--- START Dataset records ---

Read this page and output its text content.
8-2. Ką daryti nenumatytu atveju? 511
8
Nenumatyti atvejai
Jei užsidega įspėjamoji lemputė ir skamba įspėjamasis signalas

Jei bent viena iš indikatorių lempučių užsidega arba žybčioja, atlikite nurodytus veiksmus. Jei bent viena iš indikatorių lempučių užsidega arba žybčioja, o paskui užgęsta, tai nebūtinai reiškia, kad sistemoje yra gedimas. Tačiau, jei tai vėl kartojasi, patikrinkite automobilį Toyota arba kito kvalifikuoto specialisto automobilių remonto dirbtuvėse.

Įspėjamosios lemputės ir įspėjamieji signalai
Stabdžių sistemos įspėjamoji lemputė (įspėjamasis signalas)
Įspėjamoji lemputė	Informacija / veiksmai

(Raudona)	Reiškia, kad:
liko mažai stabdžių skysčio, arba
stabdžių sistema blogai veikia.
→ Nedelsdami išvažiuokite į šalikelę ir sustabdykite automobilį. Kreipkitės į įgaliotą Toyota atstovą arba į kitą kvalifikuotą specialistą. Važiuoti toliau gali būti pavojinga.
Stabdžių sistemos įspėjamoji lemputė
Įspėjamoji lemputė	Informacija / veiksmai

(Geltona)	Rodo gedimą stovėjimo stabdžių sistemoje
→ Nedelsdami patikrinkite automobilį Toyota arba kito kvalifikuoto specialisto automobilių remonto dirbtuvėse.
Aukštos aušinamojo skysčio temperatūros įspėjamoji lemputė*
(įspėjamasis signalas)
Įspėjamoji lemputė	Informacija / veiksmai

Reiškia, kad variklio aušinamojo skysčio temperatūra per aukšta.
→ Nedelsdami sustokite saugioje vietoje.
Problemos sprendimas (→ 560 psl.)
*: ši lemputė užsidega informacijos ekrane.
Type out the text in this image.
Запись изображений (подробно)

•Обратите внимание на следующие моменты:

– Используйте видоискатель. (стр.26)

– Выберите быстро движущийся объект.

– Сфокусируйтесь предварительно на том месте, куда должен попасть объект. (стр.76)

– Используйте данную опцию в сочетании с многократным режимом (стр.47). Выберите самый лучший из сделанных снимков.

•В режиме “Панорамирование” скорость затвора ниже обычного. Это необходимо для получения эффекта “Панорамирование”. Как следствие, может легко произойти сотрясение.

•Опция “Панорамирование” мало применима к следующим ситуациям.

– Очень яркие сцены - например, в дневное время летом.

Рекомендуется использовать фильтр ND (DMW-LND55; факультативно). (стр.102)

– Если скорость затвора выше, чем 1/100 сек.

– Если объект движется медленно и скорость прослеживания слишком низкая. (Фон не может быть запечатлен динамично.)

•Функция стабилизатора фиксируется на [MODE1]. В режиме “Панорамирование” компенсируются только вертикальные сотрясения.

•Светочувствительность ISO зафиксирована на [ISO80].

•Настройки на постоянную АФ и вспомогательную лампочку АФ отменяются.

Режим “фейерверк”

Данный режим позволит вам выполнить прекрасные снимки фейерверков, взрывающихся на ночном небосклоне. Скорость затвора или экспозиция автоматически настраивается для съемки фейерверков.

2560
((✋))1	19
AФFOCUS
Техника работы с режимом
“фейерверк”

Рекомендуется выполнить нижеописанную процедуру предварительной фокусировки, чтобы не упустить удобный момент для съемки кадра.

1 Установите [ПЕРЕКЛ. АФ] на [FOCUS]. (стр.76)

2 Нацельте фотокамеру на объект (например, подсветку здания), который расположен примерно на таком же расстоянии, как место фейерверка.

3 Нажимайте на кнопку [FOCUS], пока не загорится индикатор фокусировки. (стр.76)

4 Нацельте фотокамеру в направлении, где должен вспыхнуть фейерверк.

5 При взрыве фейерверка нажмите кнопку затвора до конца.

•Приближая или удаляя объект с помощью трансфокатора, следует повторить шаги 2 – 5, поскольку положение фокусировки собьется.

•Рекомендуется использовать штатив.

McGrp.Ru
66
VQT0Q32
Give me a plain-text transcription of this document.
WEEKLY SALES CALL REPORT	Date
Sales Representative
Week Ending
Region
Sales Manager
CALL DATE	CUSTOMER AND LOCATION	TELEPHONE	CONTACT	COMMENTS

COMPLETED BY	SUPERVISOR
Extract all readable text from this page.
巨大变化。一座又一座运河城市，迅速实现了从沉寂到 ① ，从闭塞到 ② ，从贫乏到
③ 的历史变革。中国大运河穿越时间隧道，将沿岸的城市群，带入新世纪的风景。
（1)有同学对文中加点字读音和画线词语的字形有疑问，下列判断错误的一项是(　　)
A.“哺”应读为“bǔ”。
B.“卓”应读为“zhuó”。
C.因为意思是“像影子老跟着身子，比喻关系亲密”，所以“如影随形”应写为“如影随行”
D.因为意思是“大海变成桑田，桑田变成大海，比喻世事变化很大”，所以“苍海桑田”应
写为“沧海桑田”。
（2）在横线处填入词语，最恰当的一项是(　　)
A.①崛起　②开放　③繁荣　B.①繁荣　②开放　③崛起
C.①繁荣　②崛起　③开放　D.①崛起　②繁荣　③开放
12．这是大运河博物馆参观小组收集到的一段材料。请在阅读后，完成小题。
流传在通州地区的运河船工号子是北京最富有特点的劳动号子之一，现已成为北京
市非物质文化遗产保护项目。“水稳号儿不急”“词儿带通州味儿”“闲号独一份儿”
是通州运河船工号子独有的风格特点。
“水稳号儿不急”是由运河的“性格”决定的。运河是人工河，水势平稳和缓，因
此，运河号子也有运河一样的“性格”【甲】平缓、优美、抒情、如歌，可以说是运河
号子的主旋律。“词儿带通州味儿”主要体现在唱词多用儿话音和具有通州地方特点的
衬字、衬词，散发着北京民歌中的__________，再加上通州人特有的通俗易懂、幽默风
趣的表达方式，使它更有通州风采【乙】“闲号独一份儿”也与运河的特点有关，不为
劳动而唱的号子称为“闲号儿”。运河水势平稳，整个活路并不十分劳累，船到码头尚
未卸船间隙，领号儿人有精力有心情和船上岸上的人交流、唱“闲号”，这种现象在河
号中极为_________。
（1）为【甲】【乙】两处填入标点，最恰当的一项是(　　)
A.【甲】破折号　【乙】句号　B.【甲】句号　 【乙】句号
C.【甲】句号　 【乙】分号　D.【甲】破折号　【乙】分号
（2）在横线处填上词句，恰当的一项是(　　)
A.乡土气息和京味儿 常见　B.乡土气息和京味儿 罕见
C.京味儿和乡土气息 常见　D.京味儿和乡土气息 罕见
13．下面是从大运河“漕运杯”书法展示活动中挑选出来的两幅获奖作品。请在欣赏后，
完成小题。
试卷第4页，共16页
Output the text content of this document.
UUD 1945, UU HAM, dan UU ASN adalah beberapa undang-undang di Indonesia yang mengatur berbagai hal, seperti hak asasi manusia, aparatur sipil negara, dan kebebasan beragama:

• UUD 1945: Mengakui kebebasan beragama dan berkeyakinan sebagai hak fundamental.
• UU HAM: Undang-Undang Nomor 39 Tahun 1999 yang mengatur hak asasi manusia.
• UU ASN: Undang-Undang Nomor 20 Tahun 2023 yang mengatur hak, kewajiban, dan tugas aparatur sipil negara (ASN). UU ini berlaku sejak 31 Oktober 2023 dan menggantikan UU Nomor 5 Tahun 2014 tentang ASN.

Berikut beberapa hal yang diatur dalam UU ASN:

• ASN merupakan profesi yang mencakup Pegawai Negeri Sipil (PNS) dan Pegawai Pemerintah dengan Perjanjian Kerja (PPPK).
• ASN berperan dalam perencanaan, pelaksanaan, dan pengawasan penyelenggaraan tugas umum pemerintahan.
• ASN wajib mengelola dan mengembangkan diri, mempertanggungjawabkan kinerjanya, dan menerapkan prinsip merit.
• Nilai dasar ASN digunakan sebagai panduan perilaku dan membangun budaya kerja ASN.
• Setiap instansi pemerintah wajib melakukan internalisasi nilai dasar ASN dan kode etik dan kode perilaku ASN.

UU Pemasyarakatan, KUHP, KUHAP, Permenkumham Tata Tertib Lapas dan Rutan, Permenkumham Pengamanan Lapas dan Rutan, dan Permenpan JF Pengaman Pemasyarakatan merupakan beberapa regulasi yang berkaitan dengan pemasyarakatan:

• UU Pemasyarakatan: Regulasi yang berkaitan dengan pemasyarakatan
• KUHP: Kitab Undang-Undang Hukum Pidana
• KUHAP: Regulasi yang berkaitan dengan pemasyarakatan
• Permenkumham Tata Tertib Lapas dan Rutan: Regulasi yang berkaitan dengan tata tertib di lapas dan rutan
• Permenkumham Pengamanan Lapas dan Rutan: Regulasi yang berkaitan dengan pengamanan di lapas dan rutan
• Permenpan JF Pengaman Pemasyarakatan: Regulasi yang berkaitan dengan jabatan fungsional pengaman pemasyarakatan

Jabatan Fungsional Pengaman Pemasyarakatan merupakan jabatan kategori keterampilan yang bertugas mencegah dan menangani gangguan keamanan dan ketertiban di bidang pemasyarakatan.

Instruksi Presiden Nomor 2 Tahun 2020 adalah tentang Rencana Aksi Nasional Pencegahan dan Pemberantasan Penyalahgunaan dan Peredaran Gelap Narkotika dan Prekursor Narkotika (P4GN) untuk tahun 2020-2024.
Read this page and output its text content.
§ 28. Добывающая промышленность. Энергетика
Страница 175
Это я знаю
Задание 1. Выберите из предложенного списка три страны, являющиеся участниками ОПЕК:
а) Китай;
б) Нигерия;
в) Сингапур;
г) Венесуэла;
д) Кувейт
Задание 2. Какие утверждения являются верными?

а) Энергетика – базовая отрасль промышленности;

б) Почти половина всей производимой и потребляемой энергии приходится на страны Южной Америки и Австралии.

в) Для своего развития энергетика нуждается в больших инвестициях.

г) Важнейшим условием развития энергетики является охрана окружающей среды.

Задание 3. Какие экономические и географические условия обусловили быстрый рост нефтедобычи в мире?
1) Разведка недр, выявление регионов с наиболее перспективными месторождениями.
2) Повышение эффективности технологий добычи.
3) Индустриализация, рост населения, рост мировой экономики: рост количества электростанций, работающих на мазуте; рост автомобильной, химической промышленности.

--- END Dataset records ---

→ **Given task**
Take every line from the data that contains the word "Lapas".

→ **Exercise response**
UU Pemasyarakatan, KUHP, KUHAP, Permenkumham Tata Tertib Lapas dan Rutan, Permenkumham Pengamanan Lapas dan Rutan, dan Permenpan JF Pengaman Pemasyarakatan merupakan beberapa regulasi yang berkaitan dengan pemasyarakatan:
• Permenkumham Tata Tertib Lapas dan Rutan: Regulasi yang berkaitan dengan tata tertib di lapas dan rutan
• Permenkumham Pengamanan Lapas dan Rutan: Regulasi yang berkaitan dengan pengamanan di lapas dan rutan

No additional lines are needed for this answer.